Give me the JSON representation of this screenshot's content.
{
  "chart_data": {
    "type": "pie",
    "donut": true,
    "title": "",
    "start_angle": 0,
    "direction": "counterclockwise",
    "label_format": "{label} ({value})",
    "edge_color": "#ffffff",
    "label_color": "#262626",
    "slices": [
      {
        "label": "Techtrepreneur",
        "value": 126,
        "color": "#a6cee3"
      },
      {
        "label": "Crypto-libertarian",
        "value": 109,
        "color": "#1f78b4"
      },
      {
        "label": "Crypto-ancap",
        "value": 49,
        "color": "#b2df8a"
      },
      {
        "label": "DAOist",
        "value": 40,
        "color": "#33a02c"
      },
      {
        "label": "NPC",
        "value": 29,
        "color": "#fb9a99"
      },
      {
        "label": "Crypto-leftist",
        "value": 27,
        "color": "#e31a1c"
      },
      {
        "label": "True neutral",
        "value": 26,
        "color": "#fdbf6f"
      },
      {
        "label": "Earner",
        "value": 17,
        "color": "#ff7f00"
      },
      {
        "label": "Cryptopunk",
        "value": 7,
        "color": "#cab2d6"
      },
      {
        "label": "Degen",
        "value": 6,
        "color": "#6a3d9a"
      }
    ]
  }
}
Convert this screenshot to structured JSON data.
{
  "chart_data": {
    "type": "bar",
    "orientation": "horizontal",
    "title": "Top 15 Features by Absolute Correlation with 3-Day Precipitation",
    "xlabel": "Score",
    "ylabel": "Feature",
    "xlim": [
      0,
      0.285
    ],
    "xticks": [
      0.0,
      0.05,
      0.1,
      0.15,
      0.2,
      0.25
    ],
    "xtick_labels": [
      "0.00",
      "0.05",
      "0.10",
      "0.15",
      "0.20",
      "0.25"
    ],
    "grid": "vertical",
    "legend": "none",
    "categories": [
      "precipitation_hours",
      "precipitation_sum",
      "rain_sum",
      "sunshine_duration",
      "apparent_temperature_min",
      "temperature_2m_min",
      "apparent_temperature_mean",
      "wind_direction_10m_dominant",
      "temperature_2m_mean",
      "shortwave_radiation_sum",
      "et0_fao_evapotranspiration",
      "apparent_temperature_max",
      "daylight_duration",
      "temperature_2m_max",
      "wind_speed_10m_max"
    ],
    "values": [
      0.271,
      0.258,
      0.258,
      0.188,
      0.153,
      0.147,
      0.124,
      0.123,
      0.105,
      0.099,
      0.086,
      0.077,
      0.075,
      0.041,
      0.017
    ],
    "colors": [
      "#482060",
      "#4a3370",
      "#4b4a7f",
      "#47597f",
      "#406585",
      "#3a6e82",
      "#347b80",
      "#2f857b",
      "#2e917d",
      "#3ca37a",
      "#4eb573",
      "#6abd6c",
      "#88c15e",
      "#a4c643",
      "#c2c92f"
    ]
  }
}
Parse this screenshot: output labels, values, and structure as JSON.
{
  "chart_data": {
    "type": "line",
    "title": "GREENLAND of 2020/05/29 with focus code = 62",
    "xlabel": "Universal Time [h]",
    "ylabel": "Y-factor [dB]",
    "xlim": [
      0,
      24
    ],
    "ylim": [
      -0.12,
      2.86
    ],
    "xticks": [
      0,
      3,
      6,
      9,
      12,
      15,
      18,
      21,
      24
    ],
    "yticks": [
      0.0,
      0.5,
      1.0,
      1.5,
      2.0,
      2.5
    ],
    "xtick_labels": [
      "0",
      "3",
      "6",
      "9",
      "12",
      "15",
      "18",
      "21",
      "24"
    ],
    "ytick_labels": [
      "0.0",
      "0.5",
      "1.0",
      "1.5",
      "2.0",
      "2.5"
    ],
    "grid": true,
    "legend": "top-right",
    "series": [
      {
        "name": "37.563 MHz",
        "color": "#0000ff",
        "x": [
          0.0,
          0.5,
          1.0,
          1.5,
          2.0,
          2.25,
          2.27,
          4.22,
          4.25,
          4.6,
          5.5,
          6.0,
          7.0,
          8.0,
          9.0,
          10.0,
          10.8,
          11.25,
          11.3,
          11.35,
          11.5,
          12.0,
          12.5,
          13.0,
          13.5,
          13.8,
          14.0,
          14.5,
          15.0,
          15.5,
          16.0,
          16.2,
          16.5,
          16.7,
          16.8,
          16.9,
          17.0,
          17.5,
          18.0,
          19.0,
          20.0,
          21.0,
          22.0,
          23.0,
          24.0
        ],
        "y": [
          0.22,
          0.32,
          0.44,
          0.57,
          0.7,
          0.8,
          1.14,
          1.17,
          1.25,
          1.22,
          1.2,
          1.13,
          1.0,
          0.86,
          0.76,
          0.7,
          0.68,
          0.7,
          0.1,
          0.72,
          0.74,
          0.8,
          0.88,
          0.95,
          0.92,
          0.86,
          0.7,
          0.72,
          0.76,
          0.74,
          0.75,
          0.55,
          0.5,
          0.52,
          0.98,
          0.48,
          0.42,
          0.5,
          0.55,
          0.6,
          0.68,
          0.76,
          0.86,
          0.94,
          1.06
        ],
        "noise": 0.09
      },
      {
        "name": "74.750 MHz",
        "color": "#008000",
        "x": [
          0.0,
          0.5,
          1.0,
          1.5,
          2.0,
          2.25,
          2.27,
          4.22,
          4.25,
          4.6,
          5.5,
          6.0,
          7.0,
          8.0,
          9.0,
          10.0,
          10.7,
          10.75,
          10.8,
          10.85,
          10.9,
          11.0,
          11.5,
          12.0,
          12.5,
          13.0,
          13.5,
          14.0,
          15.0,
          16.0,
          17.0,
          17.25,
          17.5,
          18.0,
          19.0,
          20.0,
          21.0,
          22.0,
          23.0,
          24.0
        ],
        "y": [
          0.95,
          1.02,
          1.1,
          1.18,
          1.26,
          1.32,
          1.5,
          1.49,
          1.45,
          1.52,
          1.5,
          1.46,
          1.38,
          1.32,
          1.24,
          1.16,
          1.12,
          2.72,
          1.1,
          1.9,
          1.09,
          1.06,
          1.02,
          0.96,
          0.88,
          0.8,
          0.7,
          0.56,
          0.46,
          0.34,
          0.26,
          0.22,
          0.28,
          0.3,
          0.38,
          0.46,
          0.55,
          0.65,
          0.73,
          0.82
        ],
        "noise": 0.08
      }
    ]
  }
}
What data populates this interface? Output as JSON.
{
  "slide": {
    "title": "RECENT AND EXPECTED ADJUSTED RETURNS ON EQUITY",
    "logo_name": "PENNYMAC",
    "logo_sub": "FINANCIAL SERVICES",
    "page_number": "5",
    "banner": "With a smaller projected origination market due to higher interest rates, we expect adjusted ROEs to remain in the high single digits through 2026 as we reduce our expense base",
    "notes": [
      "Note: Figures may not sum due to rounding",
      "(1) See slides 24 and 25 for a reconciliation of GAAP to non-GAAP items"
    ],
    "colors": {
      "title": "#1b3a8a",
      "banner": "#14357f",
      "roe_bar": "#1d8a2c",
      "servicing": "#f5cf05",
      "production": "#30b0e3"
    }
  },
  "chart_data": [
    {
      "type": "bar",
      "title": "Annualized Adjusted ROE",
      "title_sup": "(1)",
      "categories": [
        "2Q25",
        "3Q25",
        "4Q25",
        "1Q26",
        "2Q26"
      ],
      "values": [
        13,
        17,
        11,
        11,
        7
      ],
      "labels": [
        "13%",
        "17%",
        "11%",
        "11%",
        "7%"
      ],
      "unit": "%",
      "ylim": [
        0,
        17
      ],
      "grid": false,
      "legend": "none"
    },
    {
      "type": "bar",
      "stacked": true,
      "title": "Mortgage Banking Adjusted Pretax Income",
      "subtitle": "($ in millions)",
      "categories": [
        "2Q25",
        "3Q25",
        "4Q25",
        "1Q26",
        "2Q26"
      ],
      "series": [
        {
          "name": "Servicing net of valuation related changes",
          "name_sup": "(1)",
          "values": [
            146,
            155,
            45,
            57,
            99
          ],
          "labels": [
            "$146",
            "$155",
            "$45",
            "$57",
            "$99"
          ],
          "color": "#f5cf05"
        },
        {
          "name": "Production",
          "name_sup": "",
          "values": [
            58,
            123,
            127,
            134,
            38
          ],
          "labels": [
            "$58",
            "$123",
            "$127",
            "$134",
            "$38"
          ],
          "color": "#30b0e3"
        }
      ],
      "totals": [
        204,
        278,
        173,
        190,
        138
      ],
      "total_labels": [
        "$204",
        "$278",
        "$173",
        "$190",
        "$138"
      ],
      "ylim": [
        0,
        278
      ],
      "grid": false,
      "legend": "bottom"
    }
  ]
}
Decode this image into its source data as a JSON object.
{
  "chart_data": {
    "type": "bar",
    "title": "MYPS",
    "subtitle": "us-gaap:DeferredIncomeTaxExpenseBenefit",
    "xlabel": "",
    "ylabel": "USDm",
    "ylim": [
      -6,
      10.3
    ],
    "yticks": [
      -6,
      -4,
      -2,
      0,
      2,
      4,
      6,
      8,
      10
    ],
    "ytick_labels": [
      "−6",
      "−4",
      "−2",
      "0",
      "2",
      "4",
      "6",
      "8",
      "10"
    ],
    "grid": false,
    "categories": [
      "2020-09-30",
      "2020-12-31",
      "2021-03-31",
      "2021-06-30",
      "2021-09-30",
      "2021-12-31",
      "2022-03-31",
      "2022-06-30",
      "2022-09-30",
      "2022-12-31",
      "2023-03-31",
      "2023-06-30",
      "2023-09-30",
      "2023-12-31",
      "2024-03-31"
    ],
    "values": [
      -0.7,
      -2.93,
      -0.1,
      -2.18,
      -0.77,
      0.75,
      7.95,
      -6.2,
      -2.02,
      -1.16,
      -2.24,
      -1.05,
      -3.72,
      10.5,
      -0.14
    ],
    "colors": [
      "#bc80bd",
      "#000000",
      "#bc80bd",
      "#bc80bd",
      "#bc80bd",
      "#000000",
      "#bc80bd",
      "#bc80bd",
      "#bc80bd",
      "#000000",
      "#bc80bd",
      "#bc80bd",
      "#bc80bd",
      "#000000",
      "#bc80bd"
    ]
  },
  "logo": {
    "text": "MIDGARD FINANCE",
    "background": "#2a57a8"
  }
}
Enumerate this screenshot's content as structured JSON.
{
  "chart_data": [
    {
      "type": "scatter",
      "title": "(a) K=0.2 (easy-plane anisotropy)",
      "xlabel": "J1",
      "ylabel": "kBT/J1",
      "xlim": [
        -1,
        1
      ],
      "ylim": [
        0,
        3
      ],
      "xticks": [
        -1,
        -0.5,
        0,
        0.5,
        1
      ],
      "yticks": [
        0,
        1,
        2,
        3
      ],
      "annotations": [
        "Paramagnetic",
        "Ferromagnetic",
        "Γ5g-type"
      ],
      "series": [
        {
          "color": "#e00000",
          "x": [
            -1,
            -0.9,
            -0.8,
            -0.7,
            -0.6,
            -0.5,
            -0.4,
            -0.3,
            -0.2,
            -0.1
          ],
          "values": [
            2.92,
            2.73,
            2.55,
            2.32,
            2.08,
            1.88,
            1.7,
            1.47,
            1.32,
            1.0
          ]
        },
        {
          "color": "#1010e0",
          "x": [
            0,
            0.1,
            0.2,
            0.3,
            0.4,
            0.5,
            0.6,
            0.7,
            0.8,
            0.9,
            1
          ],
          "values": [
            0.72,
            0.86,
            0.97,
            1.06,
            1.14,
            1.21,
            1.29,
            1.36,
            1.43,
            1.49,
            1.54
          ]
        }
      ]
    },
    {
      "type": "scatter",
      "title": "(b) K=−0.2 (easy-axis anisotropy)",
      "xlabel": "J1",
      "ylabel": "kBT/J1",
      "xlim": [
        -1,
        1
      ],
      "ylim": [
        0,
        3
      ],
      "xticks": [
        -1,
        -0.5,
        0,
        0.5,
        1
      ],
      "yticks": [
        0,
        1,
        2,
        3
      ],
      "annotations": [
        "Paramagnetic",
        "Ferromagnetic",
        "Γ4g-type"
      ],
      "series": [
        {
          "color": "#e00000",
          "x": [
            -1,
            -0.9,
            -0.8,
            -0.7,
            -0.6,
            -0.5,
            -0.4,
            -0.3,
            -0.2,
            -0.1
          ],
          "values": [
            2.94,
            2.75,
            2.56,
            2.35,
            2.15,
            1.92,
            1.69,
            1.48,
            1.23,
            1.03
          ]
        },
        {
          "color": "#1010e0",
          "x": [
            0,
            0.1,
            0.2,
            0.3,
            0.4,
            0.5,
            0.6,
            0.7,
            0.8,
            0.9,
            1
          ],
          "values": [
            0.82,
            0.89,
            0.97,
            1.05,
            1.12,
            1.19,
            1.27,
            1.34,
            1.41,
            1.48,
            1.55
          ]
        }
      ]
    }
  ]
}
______
■ Directions
Copy out each line of the listing that holds "xlabel".

■ Task response
    "xlabel": "Score",
    "xlabel": "Universal Time [h]",
    "xlabel": "",
      "xlabel": "J1",
      "xlabel": "J1",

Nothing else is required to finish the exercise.